━━━ DATASET EXTRACT ━━━

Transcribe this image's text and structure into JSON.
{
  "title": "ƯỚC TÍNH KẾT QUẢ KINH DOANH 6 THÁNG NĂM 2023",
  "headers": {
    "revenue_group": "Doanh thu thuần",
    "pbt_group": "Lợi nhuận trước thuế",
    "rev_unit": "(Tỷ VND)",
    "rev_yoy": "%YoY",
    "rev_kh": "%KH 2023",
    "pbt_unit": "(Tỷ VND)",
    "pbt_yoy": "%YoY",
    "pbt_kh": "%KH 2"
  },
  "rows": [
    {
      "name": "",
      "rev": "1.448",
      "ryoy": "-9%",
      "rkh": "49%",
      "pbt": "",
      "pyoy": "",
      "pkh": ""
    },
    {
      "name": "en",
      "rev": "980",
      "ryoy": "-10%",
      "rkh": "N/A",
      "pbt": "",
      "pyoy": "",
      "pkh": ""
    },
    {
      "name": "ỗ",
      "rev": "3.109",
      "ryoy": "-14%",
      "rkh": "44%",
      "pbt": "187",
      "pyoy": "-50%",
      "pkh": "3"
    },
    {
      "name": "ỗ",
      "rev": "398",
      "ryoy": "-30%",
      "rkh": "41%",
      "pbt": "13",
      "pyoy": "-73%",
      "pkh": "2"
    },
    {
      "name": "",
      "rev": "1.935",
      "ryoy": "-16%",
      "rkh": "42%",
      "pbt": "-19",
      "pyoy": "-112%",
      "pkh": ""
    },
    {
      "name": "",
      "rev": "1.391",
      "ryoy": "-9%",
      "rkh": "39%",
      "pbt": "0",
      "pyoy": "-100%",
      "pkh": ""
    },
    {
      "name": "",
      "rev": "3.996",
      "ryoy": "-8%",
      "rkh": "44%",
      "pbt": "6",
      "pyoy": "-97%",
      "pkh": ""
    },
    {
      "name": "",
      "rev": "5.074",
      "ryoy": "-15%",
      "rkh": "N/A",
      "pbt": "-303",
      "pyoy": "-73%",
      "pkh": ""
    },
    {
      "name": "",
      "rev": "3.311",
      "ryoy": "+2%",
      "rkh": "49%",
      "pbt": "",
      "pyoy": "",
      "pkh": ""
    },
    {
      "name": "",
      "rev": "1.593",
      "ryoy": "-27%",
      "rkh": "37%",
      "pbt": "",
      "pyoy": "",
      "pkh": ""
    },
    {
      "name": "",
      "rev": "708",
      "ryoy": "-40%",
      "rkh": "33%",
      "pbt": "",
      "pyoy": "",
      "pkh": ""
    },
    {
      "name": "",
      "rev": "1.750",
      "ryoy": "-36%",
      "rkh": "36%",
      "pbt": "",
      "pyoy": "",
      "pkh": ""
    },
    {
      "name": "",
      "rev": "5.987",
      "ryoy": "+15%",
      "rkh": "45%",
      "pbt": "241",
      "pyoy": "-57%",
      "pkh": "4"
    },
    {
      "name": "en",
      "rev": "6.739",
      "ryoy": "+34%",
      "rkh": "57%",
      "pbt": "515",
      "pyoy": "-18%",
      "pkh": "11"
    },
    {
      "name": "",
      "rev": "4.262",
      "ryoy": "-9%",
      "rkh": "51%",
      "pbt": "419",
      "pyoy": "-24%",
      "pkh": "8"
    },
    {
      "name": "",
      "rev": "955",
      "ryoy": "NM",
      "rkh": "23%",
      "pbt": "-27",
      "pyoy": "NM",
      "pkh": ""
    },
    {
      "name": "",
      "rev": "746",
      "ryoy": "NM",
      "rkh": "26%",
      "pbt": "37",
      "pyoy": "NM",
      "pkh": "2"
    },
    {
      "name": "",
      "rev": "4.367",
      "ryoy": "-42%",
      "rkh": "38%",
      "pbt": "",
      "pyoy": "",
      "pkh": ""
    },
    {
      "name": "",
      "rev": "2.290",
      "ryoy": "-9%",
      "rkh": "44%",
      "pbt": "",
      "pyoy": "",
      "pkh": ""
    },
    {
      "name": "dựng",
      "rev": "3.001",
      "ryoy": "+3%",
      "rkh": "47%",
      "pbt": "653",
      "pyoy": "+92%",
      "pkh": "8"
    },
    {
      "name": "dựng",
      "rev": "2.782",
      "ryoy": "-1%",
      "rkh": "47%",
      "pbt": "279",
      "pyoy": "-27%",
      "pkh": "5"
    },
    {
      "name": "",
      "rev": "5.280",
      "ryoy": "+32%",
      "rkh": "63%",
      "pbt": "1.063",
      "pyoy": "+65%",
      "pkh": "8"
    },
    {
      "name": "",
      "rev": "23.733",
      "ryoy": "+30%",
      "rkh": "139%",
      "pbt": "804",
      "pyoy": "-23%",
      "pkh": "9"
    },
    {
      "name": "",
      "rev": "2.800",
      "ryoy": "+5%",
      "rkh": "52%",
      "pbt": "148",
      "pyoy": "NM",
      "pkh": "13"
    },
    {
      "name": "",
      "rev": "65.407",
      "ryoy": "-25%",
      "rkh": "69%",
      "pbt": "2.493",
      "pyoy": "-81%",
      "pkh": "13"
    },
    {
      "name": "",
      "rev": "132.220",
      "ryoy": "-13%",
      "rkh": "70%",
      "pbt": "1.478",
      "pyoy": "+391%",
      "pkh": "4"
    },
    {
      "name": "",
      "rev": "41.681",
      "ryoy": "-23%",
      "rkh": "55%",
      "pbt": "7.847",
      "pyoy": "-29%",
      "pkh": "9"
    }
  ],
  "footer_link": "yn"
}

━━━

## EXERCISE AIM
Set down the entries above again, word for word.

## FINISHED EXERCISE
Transcribe this image's text and structure into JSON.
{
  "title": "ƯỚC TÍNH KẾT QUẢ KINH DOANH 6 THÁNG NĂM 2023",
  "headers": {
    "revenue_group": "Doanh thu thuần",
    "pbt_group": "Lợi nhuận trước thuế",
    "rev_unit": "(Tỷ VND)",
    "rev_yoy": "%YoY",
    "rev_kh": "%KH 2023",
    "pbt_unit": "(Tỷ VND)",
    "pbt_yoy": "%YoY",
    "pbt_kh": "%KH 2"
  },
  "rows": [
    {
      "name": "",
      "rev": "1.448",
      "ryoy": "-9%",
      "rkh": "49%",
      "pbt": "",
      "pyoy": "",
      "pkh": ""
    },
    {
      "name": "en",
      "rev": "980",
      "ryoy": "-10%",
      "rkh": "N/A",
      "pbt": "",
      "pyoy": "",
      "pkh": ""
    },
    {
      "name": "ỗ",
      "rev": "3.109",
      "ryoy": "-14%",
      "rkh": "44%",
      "pbt": "187",
      "pyoy": "-50%",
      "pkh": "3"
    },
    {
      "name": "ỗ",
      "rev": "398",
      "ryoy": "-30%",
      "rkh": "41%",
      "pbt": "13",
      "pyoy": "-73%",
      "pkh": "2"
    },
    {
      "name": "",
      "rev": "1.935",
      "ryoy": "-16%",
      "rkh": "42%",
      "pbt": "-19",
      "pyoy": "-112%",
      "pkh": ""
    },
    {
      "name": "",
      "rev": "1.391",
      "ryoy": "-9%",
      "rkh": "39%",
      "pbt": "0",
      "pyoy": "-100%",
      "pkh": ""
    },
    {
      "name": "",
      "rev": "3.996",
      "ryoy": "-8%",
      "rkh": "44%",
      "pbt": "6",
      "pyoy": "-97%",
      "pkh": ""
    },
    {
      "name": "",
      "rev": "5.074",
      "ryoy": "-15%",
      "rkh": "N/A",
      "pbt": "-303",
      "pyoy": "-73%",
      "pkh": ""
    },
    {
      "name": "",
      "rev": "3.311",
      "ryoy": "+2%",
      "rkh": "49%",
      "pbt": "",
      "pyoy": "",
      "pkh": ""
    },
    {
      "name": "",
      "rev": "1.593",
      "ryoy": "-27%",
      "rkh": "37%",
      "pbt": "",
      "pyoy": "",
      "pkh": ""
    },
    {
      "name": "",
      "rev": "708",
      "ryoy": "-40%",
      "rkh": "33%",
      "pbt": "",
      "pyoy": "",
      "pkh": ""
    },
    {
      "name": "",
      "rev": "1.750",
      "ryoy": "-36%",
      "rkh": "36%",
      "pbt": "",
      "pyoy": "",
      "pkh": ""
    },
    {
      "name": "",
      "rev": "5.987",
      "ryoy": "+15%",
      "rkh": "45%",
      "pbt": "241",
      "pyoy": "-57%",
      "pkh": "4"
    },
    {
      "name": "en",
      "rev": "6.739",
      "ryoy": "+34%",
      "rkh": "57%",
      "pbt": "515",
      "pyoy": "-18%",
      "pkh": "11"
    },
    {
      "name": "",
      "rev": "4.262",
      "ryoy": "-9%",
      "rkh": "51%",
      "pbt": "419",
      "pyoy": "-24%",
      "pkh": "8"
    },
    {
      "name": "",
      "rev": "955",
      "ryoy": "NM",
      "rkh": "23%",
      "pbt": "-27",
      "pyoy": "NM",
      "pkh": ""
    },
    {
      "name": "",
      "rev": "746",
      "ryoy": "NM",
      "rkh": "26%",
      "pbt": "37",
      "pyoy": "NM",
      "pkh": "2"
    },
    {
      "name": "",
      "rev": "4.367",
      "ryoy": "-42%",
      "rkh": "38%",
      "pbt": "",
      "pyoy": "",
      "pkh": ""
    },
    {
      "name": "",
      "rev": "2.290",
      "ryoy": "-9%",
      "rkh": "44%",
      "pbt": "",
      "pyoy": "",
      "pkh": ""
    },
    {
      "name": "dựng",
      "rev": "3.001",
      "ryoy": "+3%",
      "rkh": "47%",
      "pbt": "653",
      "pyoy": "+92%",
      "pkh": "8"
    },
    {
      "name": "dựng",
      "rev": "2.782",
      "ryoy": "-1%",
      "rkh": "47%",
      "pbt": "279",
      "pyoy": "-27%",
      "pkh": "5"
    },
    {
      "name": "",
      "rev": "5.280",
      "ryoy": "+32%",
      "rkh": "63%",
      "pbt": "1.063",
      "pyoy": "+65%",
      "pkh": "8"
    },
    {
      "name": "",
      "rev": "23.733",
      "ryoy": "+30%",
      "rkh": "139%",
      "pbt": "804",
      "pyoy": "-23%",
      "pkh": "9"
    },
    {
      "name": "",
      "rev": "2.800",
      "ryoy": "+5%",
      "rkh": "52%",
      "pbt": "148",
      "pyoy": "NM",
      "pkh": "13"
    },
    {
      "name": "",
      "rev": "65.407",
      "ryoy": "-25%",
      "rkh": "69%",
      "pbt": "2.493",
      "pyoy": "-81%",
      "pkh": "13"
    },
    {
      "name": "",
      "rev": "132.220",
      "ryoy": "-13%",
      "rkh": "70%",
      "pbt": "1.478",
      "pyoy": "+391%",
      "pkh": "4"
    },
    {
      "name": "",
      "rev": "41.681",
      "ryoy": "-23%",
      "rkh": "55%",
      "pbt": "7.847",
      "pyoy": "-29%",
      "pkh": "9"
    }
  ],
  "footer_link": "yn"
}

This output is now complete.